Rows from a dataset
=-=-=-=-=
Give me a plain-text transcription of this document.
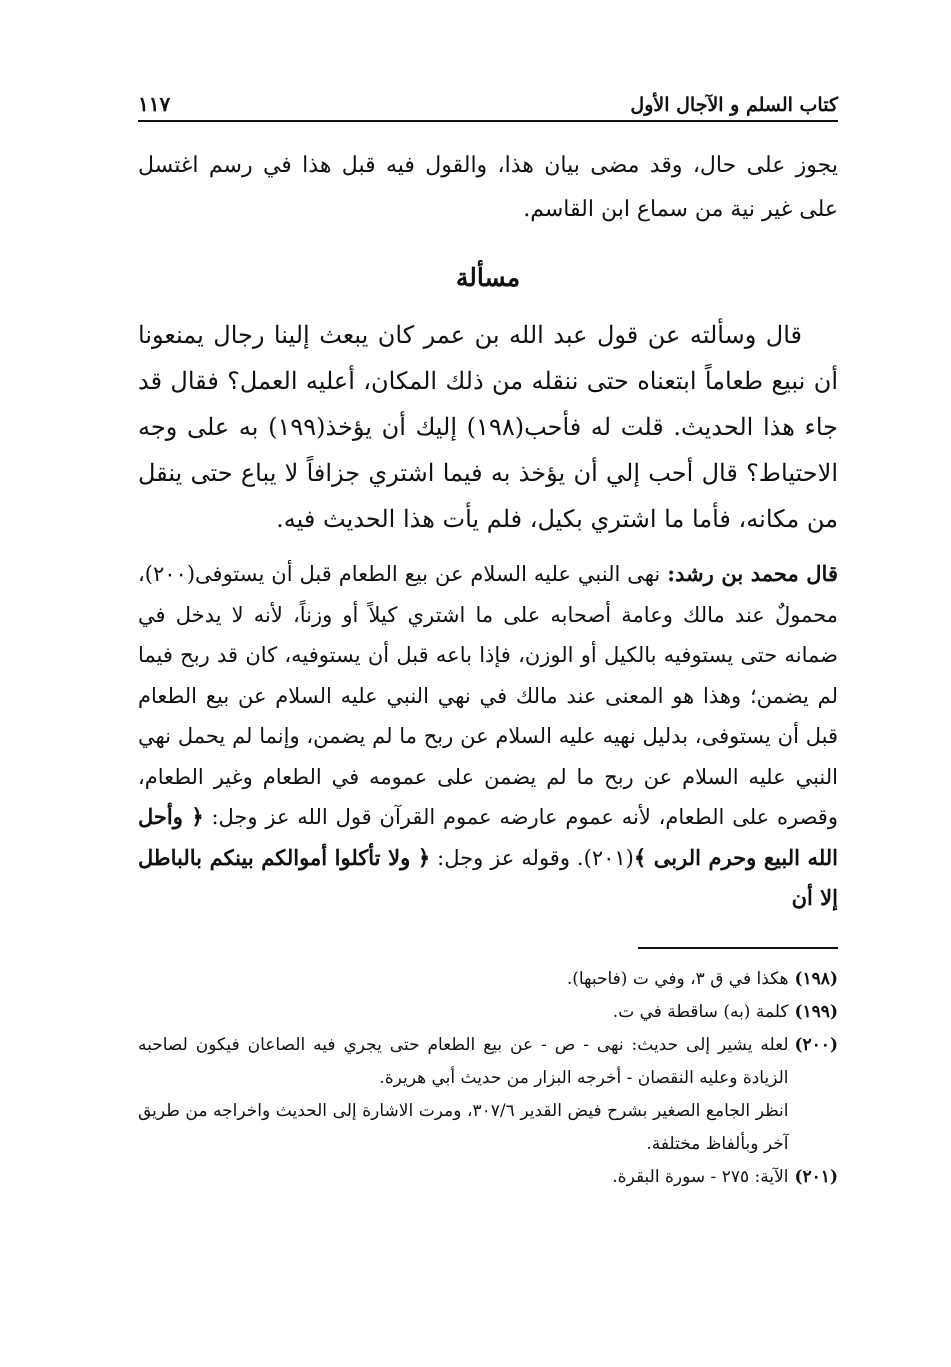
كتاب السلم و الآجال الأول
١١٧

يجوز على حال، وقد مضى بيان هذا، والقول فيه قبل هذا في رسم اغتسل على غير نية من سماع ابن القاسم.

مسألة

قال وسألته عن قول عبد الله بن عمر كان يبعث إلينا رجال يمنعونا أن نبيع طعاماً ابتعناه حتى ننقله من ذلك المكان، أعليه العمل؟ فقال قد جاء هذا الحديث. قلت له فأحب(١٩٨) إليك أن يؤخذ(١٩٩) به على وجه الاحتياط؟ قال أحب إلي أن يؤخذ به فيما اشتري جزافاً لا يباع حتى ينقل من مكانه، فأما ما اشتري بكيل، فلم يأت هذا الحديث فيه.

قال محمد بن رشد: نهى النبي عليه السلام عن بيع الطعام قبل أن يستوفى(٢٠٠)، محمولٌ عند مالك وعامة أصحابه على ما اشتري كيلاً أو وزناً، لأنه لا يدخل في ضمانه حتى يستوفيه بالكيل أو الوزن، فإذا باعه قبل أن يستوفيه، كان قد ربح فيما لم يضمن؛ وهذا هو المعنى عند مالك في نهي النبي عليه السلام عن بيع الطعام قبل أن يستوفى، بدليل نهيه عليه السلام عن ربح ما لم يضمن، وإنما لم يحمل نهي النبي عليه السلام عن ربح ما لم يضمن على عمومه في الطعام وغير الطعام، وقصره على الطعام، لأنه عموم عارضه عموم القرآن قول الله عز وجل: ﴿ وأحل الله البيع وحرم الربى ﴾(٢٠١). وقوله عز وجل: ﴿ ولا تأكلوا أموالكم بينكم بالباطل إلا أن

(١٩٨)
هكذا في ق ٣، وفي ت (فاحبها).
(١٩٩)
كلمة (به) ساقطة في ت.
(٢٠٠)
لعله يشير إلى حديث: نهى - ص - عن بيع الطعام حتى يجري فيه الصاعان فيكون لصاحبه الزيادة وعليه النقصان - أخرجه البزار من حديث أبي هريرة.
انظر الجامع الصغير بشرح فيض القدير ٣٠٧/٦، ومرت الاشارة إلى الحديث واخراجه من طريق آخر وبألفاظ مختلفة.
(٢٠١)
الآية: ٢٧٥ - سورة البقرة.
=-=-=-=-=
**What is being asked**
Pull every line containing the word "الحديث" out of the material.

**Written response**
قال وسألته عن قول عبد الله بن عمر كان يبعث إلينا رجال يمنعونا أن نبيع طعاماً ابتعناه حتى ننقله من ذلك المكان، أعليه العمل؟ فقال قد جاء هذا الحديث. قلت له فأحب(١٩٨) إليك أن يؤخذ(١٩٩) به على وجه الاحتياط؟ قال أحب إلي أن يؤخذ به فيما اشتري جزافاً لا يباع حتى ينقل من مكانه، فأما ما اشتري بكيل، فلم يأت هذا الحديث فيه.
انظر الجامع الصغير بشرح فيض القدير ٣٠٧/٦، ومرت الاشارة إلى الحديث واخراجه من طريق آخر وبألفاظ مختلفة.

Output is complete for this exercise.